# What is expected
Change "Solitary" to "Lonely" in the data from the line with "smiley-icon[interactable]: [130, 1567, 230, 1667]" up to and including the line with "chat-title: The Solitary", leaving all else unchanged, and give back only those lines.

** START OF Given records **

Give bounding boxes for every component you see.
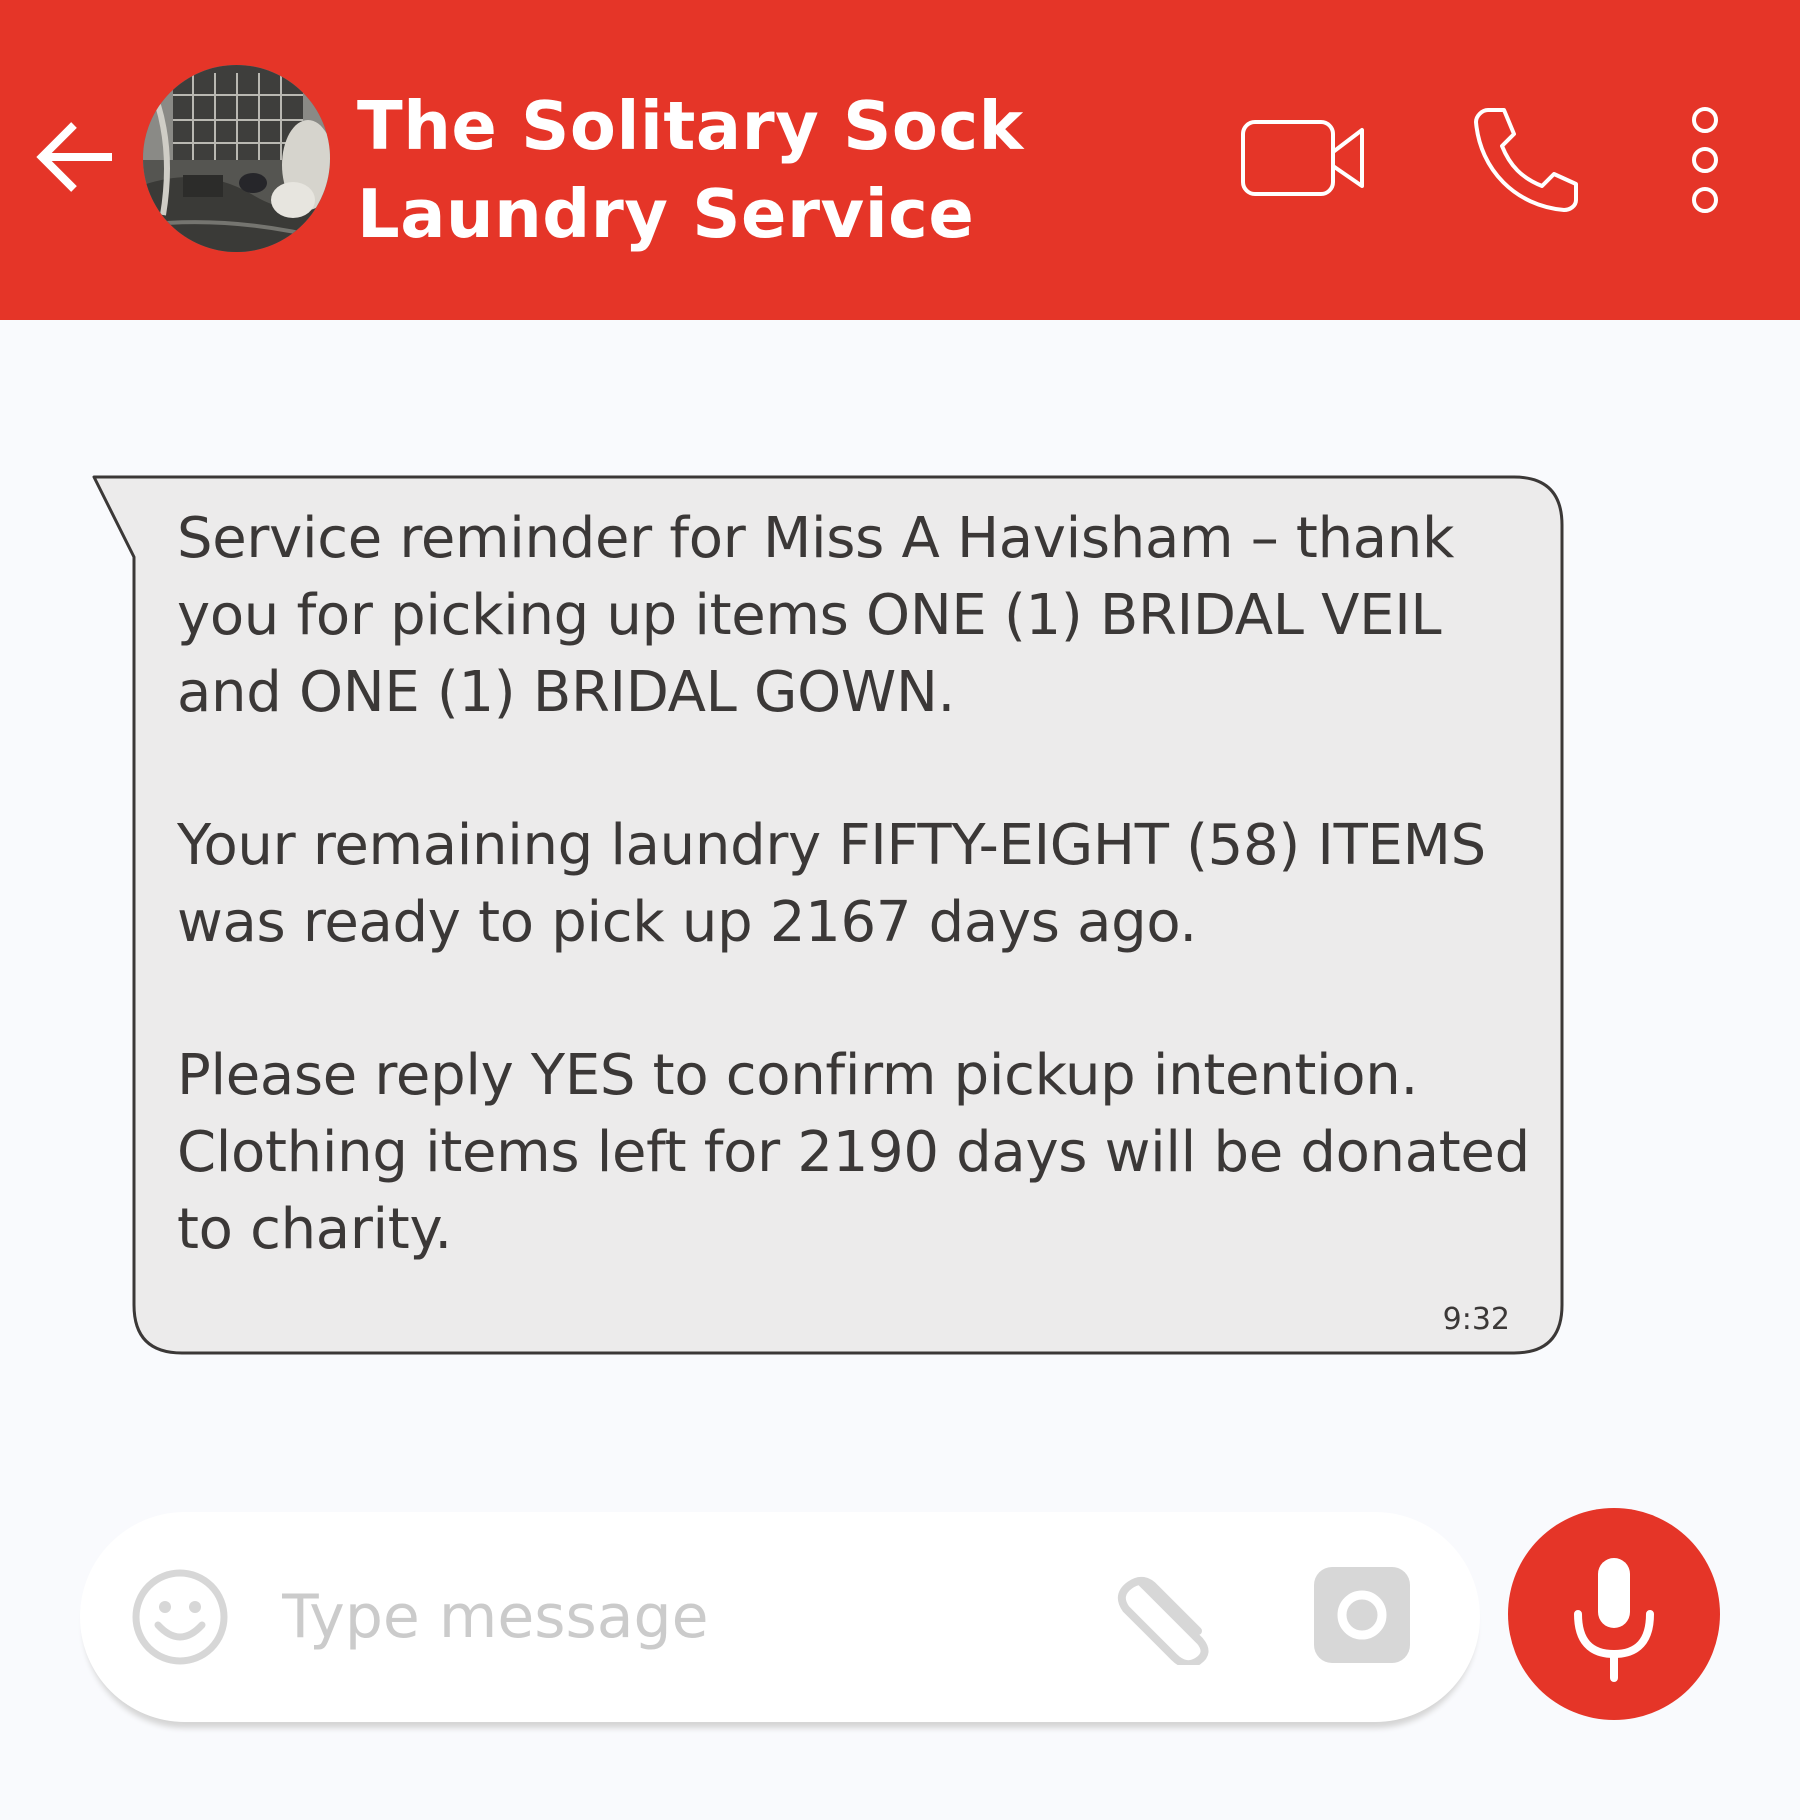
smiley-icon[interactable]: [130, 1567, 230, 1667]
avatar[interactable]: [143, 65, 330, 252]
more-vertical-icon[interactable]: [1680, 104, 1730, 216]
chat-title-line-2: Laundry Service: [357, 175, 975, 253]
microphone-button[interactable]: [1508, 1508, 1720, 1720]
chat-title-line-1: The Solitary Sock: [357, 87, 1024, 165]
message-input[interactable]: [282, 1572, 1082, 1662]
chat-title: The Solitary Sock Laundry Service: [357, 82, 1024, 258]
message-text: Service reminder for Miss A Havisham – t…: [177, 500, 1537, 1268]
camera-icon[interactable]: [1312, 1565, 1412, 1665]
avatar-image: [143, 65, 330, 252]
video-camera-icon[interactable]: [1240, 110, 1368, 208]
phone-icon[interactable]: [1470, 104, 1582, 216]
message-paragraph-3: Please reply YES to confirm pickup inten…: [177, 1043, 1530, 1262]
chat-header: The Solitary Sock Laundry Service: [0, 0, 1800, 320]
message-paragraph-1: Service reminder for Miss A Havisham – t…: [177, 506, 1455, 725]
back-arrow-icon[interactable]: [28, 110, 122, 204]
paperclip-icon[interactable]: [1112, 1565, 1217, 1665]
message-timestamp: 9:32: [1442, 1302, 1510, 1337]
microphone-icon: [1574, 1558, 1654, 1682]
message-paragraph-2: Your remaining laundry FIFTY-EIGHT (58) …: [177, 813, 1486, 955]
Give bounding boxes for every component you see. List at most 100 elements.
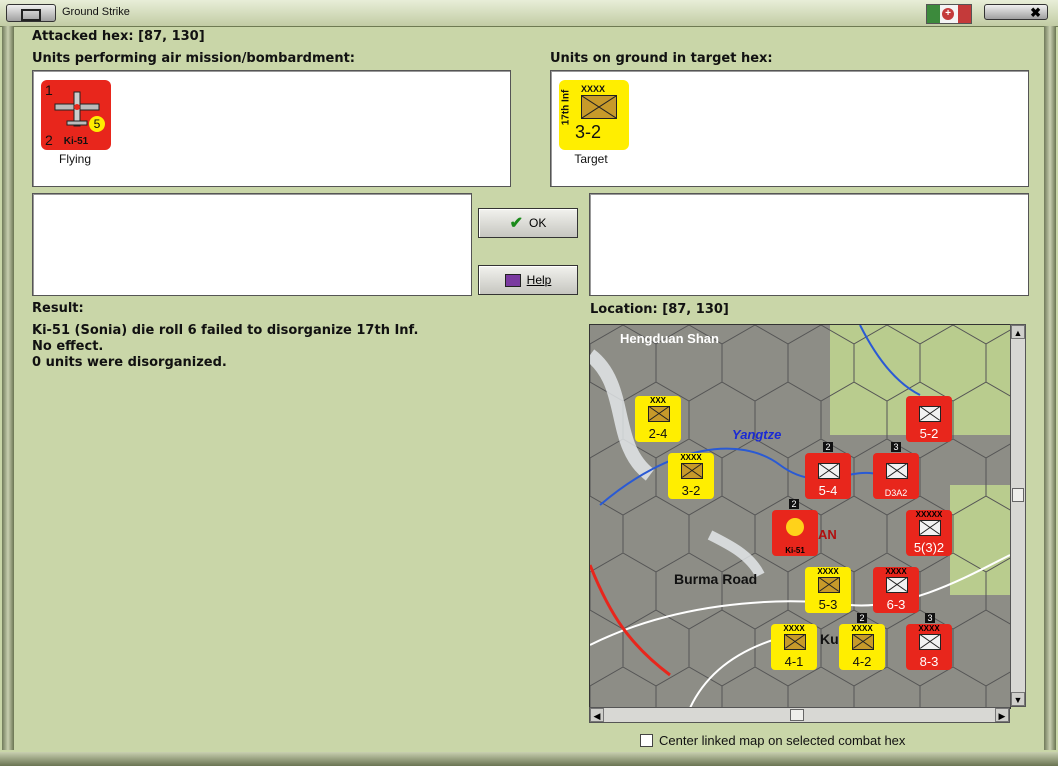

** END OF Given records **

# Answer to this task
smiley-icon[interactable]: [130, 1567, 230, 1667]
avatar[interactable]: [143, 65, 330, 252]
more-vertical-icon[interactable]: [1680, 104, 1730, 216]
chat-title-line-2: Laundry Service: [357, 175, 975, 253]
microphone-button[interactable]: [1508, 1508, 1720, 1720]
chat-title-line-1: The Lonely Sock: [357, 87, 1024, 165]
message-input[interactable]: [282, 1572, 1082, 1662]
chat-title: The Lonely Sock Laundry Service: [357, 82, 1024, 258]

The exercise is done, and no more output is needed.